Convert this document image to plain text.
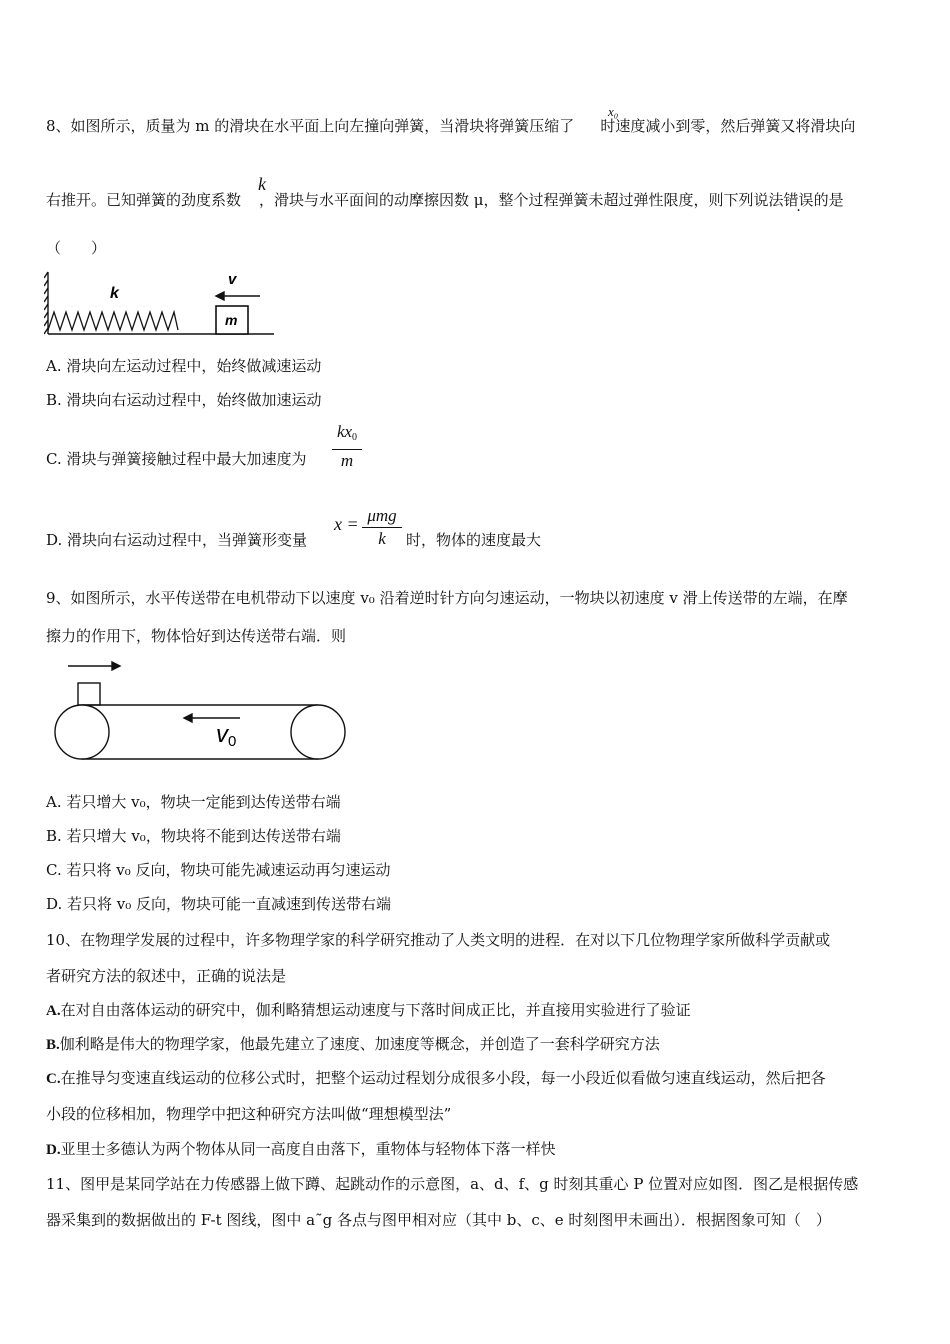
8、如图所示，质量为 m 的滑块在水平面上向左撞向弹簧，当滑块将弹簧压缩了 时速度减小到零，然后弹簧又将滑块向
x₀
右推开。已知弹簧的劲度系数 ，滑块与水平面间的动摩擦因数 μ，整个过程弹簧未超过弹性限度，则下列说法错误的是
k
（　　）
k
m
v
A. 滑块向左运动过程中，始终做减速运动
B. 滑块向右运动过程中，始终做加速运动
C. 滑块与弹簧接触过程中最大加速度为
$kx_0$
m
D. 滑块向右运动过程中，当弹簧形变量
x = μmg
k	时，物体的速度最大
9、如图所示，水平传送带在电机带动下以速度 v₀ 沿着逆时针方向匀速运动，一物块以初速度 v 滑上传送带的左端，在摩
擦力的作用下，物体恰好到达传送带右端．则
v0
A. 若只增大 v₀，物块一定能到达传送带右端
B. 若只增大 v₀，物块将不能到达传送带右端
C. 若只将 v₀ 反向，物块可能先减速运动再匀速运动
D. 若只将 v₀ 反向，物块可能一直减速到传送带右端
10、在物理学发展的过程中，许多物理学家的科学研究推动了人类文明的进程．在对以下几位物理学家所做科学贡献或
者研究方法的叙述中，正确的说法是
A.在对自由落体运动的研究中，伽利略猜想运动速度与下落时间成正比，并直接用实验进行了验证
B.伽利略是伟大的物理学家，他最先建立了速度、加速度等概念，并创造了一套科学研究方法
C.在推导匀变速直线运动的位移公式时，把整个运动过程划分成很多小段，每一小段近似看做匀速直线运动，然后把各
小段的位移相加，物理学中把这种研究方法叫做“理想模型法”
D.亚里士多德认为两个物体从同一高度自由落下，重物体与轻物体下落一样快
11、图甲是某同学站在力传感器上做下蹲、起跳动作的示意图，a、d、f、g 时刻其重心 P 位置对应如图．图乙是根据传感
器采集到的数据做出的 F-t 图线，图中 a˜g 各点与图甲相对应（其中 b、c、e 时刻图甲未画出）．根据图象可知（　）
○ ○ ○ ○ ○
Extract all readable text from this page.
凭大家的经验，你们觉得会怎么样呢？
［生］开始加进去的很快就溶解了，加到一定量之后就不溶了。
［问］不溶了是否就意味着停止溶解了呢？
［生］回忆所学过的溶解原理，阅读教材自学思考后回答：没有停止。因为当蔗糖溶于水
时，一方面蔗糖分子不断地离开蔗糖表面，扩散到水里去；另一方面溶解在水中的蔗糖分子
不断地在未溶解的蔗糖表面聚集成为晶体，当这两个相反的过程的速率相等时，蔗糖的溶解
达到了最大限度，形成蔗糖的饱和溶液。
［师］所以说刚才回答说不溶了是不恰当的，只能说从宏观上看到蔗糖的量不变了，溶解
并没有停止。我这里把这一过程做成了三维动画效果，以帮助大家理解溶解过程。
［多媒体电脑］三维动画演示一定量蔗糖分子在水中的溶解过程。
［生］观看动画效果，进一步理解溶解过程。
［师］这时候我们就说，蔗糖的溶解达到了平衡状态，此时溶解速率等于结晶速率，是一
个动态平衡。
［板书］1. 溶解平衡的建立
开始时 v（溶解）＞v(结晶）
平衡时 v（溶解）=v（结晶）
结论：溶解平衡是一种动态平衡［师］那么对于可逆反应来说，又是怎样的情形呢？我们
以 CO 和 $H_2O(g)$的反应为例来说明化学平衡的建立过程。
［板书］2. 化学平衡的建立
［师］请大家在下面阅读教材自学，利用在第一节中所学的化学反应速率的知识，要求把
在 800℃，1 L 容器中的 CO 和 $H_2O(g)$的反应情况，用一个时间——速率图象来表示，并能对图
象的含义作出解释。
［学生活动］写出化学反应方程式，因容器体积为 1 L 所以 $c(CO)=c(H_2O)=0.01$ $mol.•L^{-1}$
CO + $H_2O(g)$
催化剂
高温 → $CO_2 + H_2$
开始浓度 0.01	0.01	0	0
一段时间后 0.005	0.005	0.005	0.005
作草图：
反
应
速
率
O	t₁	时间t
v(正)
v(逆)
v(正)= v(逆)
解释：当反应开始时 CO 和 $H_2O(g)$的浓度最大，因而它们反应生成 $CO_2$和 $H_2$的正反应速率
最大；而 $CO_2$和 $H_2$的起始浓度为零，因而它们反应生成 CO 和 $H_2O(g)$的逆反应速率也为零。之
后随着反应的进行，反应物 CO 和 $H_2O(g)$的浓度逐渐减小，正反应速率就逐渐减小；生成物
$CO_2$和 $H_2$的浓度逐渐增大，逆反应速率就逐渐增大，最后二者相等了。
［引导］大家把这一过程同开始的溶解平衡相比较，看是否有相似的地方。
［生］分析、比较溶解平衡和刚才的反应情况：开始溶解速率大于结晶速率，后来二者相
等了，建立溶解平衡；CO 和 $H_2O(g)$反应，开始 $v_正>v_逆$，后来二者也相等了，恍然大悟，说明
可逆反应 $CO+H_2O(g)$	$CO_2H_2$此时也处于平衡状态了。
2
○ ○ ○ ○ ○
**TASK DESCRIPTION**
Find and copy every line in the entries above where the string "滑块向右运动过程中" occurs.

**COMPLETED TASK**
B. 滑块向右运动过程中，始终做加速运动
D. 滑块向右运动过程中，当弹簧形变量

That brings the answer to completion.